**Entries provided:**
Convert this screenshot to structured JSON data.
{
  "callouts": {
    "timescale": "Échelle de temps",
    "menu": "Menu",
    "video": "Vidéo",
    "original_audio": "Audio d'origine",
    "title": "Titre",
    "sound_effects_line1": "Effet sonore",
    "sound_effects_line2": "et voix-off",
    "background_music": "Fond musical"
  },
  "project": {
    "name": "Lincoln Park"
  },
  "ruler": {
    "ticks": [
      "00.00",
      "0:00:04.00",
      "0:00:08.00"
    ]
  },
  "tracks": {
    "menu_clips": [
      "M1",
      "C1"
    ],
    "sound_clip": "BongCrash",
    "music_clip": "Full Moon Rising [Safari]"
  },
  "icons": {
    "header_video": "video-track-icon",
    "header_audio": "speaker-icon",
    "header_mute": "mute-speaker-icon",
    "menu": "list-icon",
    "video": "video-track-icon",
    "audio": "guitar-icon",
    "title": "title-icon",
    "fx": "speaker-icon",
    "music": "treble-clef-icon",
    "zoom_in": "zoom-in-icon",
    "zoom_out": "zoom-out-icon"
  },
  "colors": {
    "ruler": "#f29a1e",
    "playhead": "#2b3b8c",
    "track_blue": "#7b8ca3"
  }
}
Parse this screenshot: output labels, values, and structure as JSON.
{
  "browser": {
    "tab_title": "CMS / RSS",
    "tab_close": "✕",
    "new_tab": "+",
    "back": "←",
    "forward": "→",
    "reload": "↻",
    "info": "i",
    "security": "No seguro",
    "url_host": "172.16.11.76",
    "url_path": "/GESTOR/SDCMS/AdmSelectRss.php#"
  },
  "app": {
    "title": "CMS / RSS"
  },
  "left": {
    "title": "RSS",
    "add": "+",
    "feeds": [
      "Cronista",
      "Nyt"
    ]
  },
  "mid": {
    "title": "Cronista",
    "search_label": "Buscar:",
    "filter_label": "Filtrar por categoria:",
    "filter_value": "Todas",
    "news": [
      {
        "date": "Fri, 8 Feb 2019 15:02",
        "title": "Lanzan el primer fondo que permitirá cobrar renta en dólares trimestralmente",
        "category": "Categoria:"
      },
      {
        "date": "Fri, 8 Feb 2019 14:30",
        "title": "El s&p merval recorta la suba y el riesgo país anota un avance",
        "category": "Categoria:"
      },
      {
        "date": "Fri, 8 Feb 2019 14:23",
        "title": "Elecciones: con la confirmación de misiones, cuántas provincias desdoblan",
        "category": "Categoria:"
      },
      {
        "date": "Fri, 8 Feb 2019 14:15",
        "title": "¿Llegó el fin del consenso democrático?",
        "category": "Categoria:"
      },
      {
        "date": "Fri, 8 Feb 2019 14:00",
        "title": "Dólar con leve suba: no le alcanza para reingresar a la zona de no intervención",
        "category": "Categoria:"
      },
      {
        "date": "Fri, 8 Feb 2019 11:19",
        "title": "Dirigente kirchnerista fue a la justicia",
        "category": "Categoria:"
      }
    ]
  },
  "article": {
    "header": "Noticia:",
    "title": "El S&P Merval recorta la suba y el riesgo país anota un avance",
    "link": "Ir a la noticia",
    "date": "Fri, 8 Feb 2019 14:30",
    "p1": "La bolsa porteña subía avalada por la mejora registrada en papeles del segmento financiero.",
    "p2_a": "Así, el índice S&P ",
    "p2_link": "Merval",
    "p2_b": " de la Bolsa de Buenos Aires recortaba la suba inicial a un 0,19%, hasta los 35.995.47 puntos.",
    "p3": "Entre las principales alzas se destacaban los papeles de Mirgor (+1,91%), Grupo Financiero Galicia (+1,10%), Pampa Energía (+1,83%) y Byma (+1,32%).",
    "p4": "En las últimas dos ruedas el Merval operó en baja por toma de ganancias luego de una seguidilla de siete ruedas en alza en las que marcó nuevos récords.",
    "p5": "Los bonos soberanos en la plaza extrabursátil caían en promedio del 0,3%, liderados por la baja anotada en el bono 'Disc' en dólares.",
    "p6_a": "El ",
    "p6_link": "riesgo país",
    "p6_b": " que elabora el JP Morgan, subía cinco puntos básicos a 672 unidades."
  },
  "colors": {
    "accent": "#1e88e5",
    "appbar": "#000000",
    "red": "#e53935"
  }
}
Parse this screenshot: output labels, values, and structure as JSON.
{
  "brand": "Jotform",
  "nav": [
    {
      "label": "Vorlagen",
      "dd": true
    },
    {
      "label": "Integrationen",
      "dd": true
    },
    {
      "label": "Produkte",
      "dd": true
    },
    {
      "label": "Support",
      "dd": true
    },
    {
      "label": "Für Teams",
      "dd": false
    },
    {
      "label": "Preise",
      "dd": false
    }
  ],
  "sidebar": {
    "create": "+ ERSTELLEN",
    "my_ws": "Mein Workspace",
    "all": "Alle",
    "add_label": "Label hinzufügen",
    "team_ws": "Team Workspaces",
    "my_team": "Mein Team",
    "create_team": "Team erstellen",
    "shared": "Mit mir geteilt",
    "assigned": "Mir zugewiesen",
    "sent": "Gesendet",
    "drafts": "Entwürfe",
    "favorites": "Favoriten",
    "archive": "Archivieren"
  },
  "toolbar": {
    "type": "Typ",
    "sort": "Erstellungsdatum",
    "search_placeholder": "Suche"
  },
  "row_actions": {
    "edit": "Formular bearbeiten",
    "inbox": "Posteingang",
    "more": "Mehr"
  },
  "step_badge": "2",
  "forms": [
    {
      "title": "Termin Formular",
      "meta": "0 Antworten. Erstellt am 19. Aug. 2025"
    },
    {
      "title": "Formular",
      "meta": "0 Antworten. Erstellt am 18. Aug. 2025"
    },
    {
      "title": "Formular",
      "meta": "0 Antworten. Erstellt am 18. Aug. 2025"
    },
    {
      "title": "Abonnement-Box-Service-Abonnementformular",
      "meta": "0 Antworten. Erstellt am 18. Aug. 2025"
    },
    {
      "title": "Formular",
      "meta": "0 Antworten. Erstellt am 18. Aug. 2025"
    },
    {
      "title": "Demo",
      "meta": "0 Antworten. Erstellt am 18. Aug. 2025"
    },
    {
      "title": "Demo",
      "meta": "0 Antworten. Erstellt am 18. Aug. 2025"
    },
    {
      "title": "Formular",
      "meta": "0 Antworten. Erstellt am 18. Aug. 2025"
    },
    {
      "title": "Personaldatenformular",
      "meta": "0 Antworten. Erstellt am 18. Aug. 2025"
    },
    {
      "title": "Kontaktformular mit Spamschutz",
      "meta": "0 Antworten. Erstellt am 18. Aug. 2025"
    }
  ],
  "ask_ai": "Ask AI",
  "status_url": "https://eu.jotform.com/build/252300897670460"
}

**Exercise objective:**
Emit the full listing verbatim.

**Answer to the exercise:**
Convert this screenshot to structured JSON data.
{
  "callouts": {
    "timescale": "Échelle de temps",
    "menu": "Menu",
    "video": "Vidéo",
    "original_audio": "Audio d'origine",
    "title": "Titre",
    "sound_effects_line1": "Effet sonore",
    "sound_effects_line2": "et voix-off",
    "background_music": "Fond musical"
  },
  "project": {
    "name": "Lincoln Park"
  },
  "ruler": {
    "ticks": [
      "00.00",
      "0:00:04.00",
      "0:00:08.00"
    ]
  },
  "tracks": {
    "menu_clips": [
      "M1",
      "C1"
    ],
    "sound_clip": "BongCrash",
    "music_clip": "Full Moon Rising [Safari]"
  },
  "icons": {
    "header_video": "video-track-icon",
    "header_audio": "speaker-icon",
    "header_mute": "mute-speaker-icon",
    "menu": "list-icon",
    "video": "video-track-icon",
    "audio": "guitar-icon",
    "title": "title-icon",
    "fx": "speaker-icon",
    "music": "treble-clef-icon",
    "zoom_in": "zoom-in-icon",
    "zoom_out": "zoom-out-icon"
  },
  "colors": {
    "ruler": "#f29a1e",
    "playhead": "#2b3b8c",
    "track_blue": "#7b8ca3"
  }
}
Parse this screenshot: output labels, values, and structure as JSON.
{
  "browser": {
    "tab_title": "CMS / RSS",
    "tab_close": "✕",
    "new_tab": "+",
    "back": "←",
    "forward": "→",
    "reload": "↻",
    "info": "i",
    "security": "No seguro",
    "url_host": "172.16.11.76",
    "url_path": "/GESTOR/SDCMS/AdmSelectRss.php#"
  },
  "app": {
    "title": "CMS / RSS"
  },
  "left": {
    "title": "RSS",
    "add": "+",
    "feeds": [
      "Cronista",
      "Nyt"
    ]
  },
  "mid": {
    "title": "Cronista",
    "search_label": "Buscar:",
    "filter_label": "Filtrar por categoria:",
    "filter_value": "Todas",
    "news": [
      {
        "date": "Fri, 8 Feb 2019 15:02",
        "title": "Lanzan el primer fondo que permitirá cobrar renta en dólares trimestralmente",
        "category": "Categoria:"
      },
      {
        "date": "Fri, 8 Feb 2019 14:30",
        "title": "El s&p merval recorta la suba y el riesgo país anota un avance",
        "category": "Categoria:"
      },
      {
        "date": "Fri, 8 Feb 2019 14:23",
        "title": "Elecciones: con la confirmación de misiones, cuántas provincias desdoblan",
        "category": "Categoria:"
      },
      {
        "date": "Fri, 8 Feb 2019 14:15",
        "title": "¿Llegó el fin del consenso democrático?",
        "category": "Categoria:"
      },
      {
        "date": "Fri, 8 Feb 2019 14:00",
        "title": "Dólar con leve suba: no le alcanza para reingresar a la zona de no intervención",
        "category": "Categoria:"
      },
      {
        "date": "Fri, 8 Feb 2019 11:19",
        "title": "Dirigente kirchnerista fue a la justicia",
        "category": "Categoria:"
      }
    ]
  },
  "article": {
    "header": "Noticia:",
    "title": "El S&P Merval recorta la suba y el riesgo país anota un avance",
    "link": "Ir a la noticia",
    "date": "Fri, 8 Feb 2019 14:30",
    "p1": "La bolsa porteña subía avalada por la mejora registrada en papeles del segmento financiero.",
    "p2_a": "Así, el índice S&P ",
    "p2_link": "Merval",
    "p2_b": " de la Bolsa de Buenos Aires recortaba la suba inicial a un 0,19%, hasta los 35.995.47 puntos.",
    "p3": "Entre las principales alzas se destacaban los papeles de Mirgor (+1,91%), Grupo Financiero Galicia (+1,10%), Pampa Energía (+1,83%) y Byma (+1,32%).",
    "p4": "En las últimas dos ruedas el Merval operó en baja por toma de ganancias luego de una seguidilla de siete ruedas en alza en las que marcó nuevos récords.",
    "p5": "Los bonos soberanos en la plaza extrabursátil caían en promedio del 0,3%, liderados por la baja anotada en el bono 'Disc' en dólares.",
    "p6_a": "El ",
    "p6_link": "riesgo país",
    "p6_b": " que elabora el JP Morgan, subía cinco puntos básicos a 672 unidades."
  },
  "colors": {
    "accent": "#1e88e5",
    "appbar": "#000000",
    "red": "#e53935"
  }
}
Parse this screenshot: output labels, values, and structure as JSON.
{
  "brand": "Jotform",
  "nav": [
    {
      "label": "Vorlagen",
      "dd": true
    },
    {
      "label": "Integrationen",
      "dd": true
    },
    {
      "label": "Produkte",
      "dd": true
    },
    {
      "label": "Support",
      "dd": true
    },
    {
      "label": "Für Teams",
      "dd": false
    },
    {
      "label": "Preise",
      "dd": false
    }
  ],
  "sidebar": {
    "create": "+ ERSTELLEN",
    "my_ws": "Mein Workspace",
    "all": "Alle",
    "add_label": "Label hinzufügen",
    "team_ws": "Team Workspaces",
    "my_team": "Mein Team",
    "create_team": "Team erstellen",
    "shared": "Mit mir geteilt",
    "assigned": "Mir zugewiesen",
    "sent": "Gesendet",
    "drafts": "Entwürfe",
    "favorites": "Favoriten",
    "archive": "Archivieren"
  },
  "toolbar": {
    "type": "Typ",
    "sort": "Erstellungsdatum",
    "search_placeholder": "Suche"
  },
  "row_actions": {
    "edit": "Formular bearbeiten",
    "inbox": "Posteingang",
    "more": "Mehr"
  },
  "step_badge": "2",
  "forms": [
    {
      "title": "Termin Formular",
      "meta": "0 Antworten. Erstellt am 19. Aug. 2025"
    },
    {
      "title": "Formular",
      "meta": "0 Antworten. Erstellt am 18. Aug. 2025"
    },
    {
      "title": "Formular",
      "meta": "0 Antworten. Erstellt am 18. Aug. 2025"
    },
    {
      "title": "Abonnement-Box-Service-Abonnementformular",
      "meta": "0 Antworten. Erstellt am 18. Aug. 2025"
    },
    {
      "title": "Formular",
      "meta": "0 Antworten. Erstellt am 18. Aug. 2025"
    },
    {
      "title": "Demo",
      "meta": "0 Antworten. Erstellt am 18. Aug. 2025"
    },
    {
      "title": "Demo",
      "meta": "0 Antworten. Erstellt am 18. Aug. 2025"
    },
    {
      "title": "Formular",
      "meta": "0 Antworten. Erstellt am 18. Aug. 2025"
    },
    {
      "title": "Personaldatenformular",
      "meta": "0 Antworten. Erstellt am 18. Aug. 2025"
    },
    {
      "title": "Kontaktformular mit Spamschutz",
      "meta": "0 Antworten. Erstellt am 18. Aug. 2025"
    }
  ],
  "ask_ai": "Ask AI",
  "status_url": "https://eu.jotform.com/build/252300897670460"
}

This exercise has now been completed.